▶ GOAL OF THE EXERCISE
Please recast the stretch of the listing from its first line through the line containing "table-cell[interactable]: 20000 — [1049, 282, 1124, 299]" as a numbered list, leaving out any blank lines.

Layout region records
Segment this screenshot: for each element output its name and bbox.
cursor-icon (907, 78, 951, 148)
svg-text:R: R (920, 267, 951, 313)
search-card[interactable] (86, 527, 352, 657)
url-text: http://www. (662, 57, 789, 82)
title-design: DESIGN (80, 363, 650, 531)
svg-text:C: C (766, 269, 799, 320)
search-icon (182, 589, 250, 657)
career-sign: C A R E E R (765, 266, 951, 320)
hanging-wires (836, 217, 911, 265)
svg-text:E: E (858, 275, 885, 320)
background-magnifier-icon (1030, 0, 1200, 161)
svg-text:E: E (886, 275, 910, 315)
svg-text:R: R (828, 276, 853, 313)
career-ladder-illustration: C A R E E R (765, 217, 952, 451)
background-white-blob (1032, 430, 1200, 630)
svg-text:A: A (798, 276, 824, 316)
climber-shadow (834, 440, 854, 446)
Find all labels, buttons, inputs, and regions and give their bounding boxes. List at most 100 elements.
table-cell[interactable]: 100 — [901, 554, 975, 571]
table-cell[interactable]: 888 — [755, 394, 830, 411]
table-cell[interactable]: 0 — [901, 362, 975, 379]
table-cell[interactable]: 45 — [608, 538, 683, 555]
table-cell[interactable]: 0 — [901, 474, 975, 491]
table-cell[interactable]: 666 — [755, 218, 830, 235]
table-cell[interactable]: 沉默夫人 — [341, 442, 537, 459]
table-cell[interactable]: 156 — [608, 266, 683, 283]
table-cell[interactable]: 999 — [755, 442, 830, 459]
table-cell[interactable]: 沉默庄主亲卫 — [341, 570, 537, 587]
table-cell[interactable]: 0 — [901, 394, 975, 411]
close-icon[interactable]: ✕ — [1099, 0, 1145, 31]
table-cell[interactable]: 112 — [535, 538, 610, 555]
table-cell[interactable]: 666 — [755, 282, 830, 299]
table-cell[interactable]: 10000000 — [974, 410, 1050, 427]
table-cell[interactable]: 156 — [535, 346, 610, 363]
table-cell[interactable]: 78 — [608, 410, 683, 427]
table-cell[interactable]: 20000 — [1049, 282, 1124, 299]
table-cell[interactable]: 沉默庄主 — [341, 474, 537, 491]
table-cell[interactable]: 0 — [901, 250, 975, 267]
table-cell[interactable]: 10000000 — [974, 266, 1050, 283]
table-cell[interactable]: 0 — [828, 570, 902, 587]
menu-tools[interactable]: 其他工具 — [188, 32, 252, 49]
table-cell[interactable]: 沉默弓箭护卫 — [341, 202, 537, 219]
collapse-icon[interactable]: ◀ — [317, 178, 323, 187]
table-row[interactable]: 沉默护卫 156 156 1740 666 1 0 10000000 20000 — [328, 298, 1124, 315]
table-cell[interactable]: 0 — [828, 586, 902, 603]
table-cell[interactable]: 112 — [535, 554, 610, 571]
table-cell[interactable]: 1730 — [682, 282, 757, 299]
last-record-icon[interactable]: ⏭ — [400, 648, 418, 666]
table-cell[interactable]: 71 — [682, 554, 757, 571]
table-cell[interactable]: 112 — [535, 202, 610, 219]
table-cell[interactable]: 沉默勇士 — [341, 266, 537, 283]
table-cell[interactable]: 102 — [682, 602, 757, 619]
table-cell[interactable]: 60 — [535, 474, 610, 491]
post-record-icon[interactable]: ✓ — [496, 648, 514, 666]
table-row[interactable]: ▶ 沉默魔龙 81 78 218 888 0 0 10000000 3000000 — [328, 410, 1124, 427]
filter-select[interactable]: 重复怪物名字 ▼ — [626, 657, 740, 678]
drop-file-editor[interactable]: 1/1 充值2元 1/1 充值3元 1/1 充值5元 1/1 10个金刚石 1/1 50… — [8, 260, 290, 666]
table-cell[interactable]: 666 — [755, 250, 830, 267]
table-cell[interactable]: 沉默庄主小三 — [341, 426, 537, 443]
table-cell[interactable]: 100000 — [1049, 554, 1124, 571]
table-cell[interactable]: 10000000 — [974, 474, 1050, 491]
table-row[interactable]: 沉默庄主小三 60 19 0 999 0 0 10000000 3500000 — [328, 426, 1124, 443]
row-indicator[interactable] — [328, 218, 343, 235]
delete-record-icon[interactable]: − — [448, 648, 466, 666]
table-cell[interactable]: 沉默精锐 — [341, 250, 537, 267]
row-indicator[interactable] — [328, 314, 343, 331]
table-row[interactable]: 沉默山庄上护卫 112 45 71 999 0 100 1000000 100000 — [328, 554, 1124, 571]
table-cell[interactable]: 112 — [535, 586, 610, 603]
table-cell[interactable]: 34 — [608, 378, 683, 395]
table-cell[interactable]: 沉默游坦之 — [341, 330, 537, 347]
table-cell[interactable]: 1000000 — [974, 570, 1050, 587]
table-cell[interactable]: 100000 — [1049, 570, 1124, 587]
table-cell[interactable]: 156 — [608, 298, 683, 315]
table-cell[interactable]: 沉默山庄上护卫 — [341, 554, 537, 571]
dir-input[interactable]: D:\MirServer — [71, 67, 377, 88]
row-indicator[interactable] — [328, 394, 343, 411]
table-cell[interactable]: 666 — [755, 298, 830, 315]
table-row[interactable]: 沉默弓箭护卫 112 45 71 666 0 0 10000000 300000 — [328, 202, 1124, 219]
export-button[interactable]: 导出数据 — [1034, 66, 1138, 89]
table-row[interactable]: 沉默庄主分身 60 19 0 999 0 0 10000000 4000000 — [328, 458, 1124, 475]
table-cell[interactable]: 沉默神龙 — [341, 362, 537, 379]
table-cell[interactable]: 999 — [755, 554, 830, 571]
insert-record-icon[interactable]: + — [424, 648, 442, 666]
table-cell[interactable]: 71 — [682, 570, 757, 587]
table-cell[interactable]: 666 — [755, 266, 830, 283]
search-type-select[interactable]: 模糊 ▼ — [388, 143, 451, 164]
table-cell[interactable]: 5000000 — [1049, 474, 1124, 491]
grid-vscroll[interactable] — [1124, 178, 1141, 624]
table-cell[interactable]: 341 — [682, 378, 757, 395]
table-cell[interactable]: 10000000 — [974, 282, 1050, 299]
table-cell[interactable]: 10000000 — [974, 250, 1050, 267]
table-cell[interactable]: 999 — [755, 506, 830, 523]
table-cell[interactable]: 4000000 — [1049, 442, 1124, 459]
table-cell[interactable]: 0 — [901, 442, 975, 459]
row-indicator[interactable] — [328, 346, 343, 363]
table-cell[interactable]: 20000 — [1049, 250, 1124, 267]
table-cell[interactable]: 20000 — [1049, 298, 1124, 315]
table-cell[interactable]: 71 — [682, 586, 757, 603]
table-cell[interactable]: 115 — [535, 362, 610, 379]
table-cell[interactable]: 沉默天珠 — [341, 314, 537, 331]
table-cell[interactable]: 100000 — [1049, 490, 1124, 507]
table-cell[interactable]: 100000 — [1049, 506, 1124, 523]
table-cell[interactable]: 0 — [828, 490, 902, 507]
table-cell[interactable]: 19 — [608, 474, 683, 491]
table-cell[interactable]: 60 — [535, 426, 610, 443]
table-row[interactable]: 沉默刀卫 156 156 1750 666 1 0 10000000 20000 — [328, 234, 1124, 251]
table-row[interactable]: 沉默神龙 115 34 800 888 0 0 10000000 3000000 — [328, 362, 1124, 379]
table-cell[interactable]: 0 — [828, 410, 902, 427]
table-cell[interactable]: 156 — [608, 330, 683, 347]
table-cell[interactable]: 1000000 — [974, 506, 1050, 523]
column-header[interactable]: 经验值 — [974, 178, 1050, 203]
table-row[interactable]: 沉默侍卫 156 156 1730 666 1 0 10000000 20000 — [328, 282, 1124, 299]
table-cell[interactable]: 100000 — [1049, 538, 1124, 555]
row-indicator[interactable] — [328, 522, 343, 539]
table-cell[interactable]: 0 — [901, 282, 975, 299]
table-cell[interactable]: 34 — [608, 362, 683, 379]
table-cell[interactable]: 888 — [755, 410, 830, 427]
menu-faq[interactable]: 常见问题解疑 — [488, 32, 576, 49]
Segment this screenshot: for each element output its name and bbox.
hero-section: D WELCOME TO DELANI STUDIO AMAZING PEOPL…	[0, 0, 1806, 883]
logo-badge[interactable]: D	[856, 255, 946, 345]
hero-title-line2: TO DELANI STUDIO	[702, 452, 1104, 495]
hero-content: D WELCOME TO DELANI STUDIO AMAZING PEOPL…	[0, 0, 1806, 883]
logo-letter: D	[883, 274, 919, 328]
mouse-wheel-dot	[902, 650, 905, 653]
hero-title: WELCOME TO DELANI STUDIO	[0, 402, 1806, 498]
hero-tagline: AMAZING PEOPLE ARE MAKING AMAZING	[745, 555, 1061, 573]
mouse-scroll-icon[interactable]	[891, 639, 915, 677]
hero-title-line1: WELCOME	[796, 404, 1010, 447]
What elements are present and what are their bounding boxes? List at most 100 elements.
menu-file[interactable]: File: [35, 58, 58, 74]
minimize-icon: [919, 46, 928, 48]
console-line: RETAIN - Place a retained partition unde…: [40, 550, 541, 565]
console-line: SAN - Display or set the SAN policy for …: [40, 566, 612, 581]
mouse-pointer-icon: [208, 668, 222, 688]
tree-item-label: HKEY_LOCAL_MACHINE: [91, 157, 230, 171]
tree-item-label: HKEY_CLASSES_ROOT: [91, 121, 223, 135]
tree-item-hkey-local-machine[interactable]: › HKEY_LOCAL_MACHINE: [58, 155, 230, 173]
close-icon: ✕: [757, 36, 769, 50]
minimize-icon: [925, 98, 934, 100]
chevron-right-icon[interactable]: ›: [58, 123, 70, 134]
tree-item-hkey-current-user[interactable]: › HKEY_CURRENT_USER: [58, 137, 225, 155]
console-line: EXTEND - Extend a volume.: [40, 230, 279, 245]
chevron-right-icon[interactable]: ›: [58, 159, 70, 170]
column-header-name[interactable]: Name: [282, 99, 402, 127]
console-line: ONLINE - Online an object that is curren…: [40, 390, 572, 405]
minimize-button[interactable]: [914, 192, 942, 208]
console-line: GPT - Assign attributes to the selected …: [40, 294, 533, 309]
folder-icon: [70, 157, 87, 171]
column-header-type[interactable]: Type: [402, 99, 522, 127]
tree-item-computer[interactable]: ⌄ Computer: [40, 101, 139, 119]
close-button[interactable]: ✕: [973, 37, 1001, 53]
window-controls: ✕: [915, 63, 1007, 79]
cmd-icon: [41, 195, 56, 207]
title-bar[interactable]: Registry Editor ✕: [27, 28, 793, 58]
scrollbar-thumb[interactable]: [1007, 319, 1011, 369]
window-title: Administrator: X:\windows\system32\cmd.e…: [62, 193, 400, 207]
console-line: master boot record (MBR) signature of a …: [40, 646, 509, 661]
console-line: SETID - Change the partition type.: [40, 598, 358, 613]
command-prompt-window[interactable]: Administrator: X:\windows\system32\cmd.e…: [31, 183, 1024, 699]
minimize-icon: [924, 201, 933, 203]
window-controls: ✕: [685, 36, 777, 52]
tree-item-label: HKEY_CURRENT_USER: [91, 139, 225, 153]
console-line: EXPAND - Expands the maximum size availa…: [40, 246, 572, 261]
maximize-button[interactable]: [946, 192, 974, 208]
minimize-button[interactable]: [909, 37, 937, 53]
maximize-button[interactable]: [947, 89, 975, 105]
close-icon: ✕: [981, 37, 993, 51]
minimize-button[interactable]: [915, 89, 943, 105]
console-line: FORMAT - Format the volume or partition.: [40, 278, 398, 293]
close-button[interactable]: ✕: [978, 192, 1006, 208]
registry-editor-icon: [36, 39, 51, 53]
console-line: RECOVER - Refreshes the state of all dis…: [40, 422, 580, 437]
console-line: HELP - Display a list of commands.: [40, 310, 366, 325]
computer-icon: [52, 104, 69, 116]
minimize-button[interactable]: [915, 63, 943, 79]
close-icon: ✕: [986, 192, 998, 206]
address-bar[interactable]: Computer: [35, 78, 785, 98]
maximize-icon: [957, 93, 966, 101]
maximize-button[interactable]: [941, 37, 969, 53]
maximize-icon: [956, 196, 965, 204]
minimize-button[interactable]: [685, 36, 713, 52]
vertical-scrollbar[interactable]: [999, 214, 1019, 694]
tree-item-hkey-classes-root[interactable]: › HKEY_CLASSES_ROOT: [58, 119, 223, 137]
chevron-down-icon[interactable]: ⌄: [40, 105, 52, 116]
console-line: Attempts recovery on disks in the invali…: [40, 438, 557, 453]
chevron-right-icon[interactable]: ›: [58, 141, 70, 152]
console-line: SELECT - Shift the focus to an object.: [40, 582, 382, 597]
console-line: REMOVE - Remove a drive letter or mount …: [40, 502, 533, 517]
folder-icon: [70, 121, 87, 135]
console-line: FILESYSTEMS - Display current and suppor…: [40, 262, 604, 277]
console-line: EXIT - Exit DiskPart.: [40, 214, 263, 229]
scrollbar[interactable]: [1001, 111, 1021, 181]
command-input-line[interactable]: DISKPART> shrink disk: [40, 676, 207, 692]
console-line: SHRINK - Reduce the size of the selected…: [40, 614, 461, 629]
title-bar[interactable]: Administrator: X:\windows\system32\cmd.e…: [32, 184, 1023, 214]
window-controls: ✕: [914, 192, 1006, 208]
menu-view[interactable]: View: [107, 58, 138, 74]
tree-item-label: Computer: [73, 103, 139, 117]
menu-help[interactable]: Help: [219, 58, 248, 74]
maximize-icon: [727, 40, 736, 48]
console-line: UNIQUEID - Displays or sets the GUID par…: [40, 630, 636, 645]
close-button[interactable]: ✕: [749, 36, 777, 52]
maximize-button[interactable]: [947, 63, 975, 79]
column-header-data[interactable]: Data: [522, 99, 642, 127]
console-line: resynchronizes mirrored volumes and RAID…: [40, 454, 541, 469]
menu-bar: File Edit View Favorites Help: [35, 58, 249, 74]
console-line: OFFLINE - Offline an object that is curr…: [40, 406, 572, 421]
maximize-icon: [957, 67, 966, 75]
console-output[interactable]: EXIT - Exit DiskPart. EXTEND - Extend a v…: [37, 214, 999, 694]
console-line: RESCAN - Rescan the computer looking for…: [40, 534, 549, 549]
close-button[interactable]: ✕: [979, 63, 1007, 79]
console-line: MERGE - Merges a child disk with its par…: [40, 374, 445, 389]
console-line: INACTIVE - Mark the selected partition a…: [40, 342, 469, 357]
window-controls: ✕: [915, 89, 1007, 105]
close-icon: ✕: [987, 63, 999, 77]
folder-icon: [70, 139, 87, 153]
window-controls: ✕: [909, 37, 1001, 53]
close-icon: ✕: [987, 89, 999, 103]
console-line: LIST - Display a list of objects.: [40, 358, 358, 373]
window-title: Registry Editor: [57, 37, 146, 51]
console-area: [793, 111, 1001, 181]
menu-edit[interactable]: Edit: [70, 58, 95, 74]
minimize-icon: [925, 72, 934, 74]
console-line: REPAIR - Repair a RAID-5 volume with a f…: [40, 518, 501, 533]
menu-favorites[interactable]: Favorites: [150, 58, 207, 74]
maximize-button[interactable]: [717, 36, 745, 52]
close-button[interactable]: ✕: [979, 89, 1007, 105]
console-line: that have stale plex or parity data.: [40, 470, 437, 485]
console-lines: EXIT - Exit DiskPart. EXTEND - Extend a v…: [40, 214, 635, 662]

▶ TASK SOLUTION
1. Segment this screenshot: for each element output its name and bbox.
2. cursor-icon (907, 78, 951, 148)
3. svg-text:R: R (920, 267, 951, 313)
4. search-card[interactable] (86, 527, 352, 657)
5. url-text: http://www. (662, 57, 789, 82)
6. title-design: DESIGN (80, 363, 650, 531)
7. svg-text:C: C (766, 269, 799, 320)
8. search-icon (182, 589, 250, 657)
9. career-sign: C A R E E R (765, 266, 951, 320)
10. hanging-wires (836, 217, 911, 265)
11. svg-text:E: E (858, 275, 885, 320)
12. background-magnifier-icon (1030, 0, 1200, 161)
13. svg-text:E: E (886, 275, 910, 315)
14. svg-text:R: R (828, 276, 853, 313)
15. career-ladder-illustration: C A R E E R (765, 217, 952, 451)
16. background-white-blob (1032, 430, 1200, 630)
17. svg-text:A: A (798, 276, 824, 316)
18. climber-shadow (834, 440, 854, 446)
19. Find all labels, buttons, inputs, and regions and give their bounding boxes. List at most 100 elements.
20. table-cell[interactable]: 100 — [901, 554, 975, 571]
21. table-cell[interactable]: 888 — [755, 394, 830, 411]
22. table-cell[interactable]: 0 — [901, 362, 975, 379]
23. table-cell[interactable]: 45 — [608, 538, 683, 555]
24. table-cell[interactable]: 0 — [901, 474, 975, 491]
25. table-cell[interactable]: 666 — [755, 218, 830, 235]
26. table-cell[interactable]: 沉默夫人 — [341, 442, 537, 459]
27. table-cell[interactable]: 156 — [608, 266, 683, 283]
28. table-cell[interactable]: 999 — [755, 442, 830, 459]
29. table-cell[interactable]: 沉默庄主亲卫 — [341, 570, 537, 587]
30. table-cell[interactable]: 0 — [901, 394, 975, 411]
31. close-icon[interactable]: ✕ — [1099, 0, 1145, 31]
32. table-cell[interactable]: 112 — [535, 538, 610, 555]
33. table-cell[interactable]: 666 — [755, 282, 830, 299]
34. table-cell[interactable]: 10000000 — [974, 410, 1050, 427]
35. table-cell[interactable]: 156 — [535, 346, 610, 363]
36. table-cell[interactable]: 78 — [608, 410, 683, 427]
37. table-cell[interactable]: 20000 — [1049, 282, 1124, 299]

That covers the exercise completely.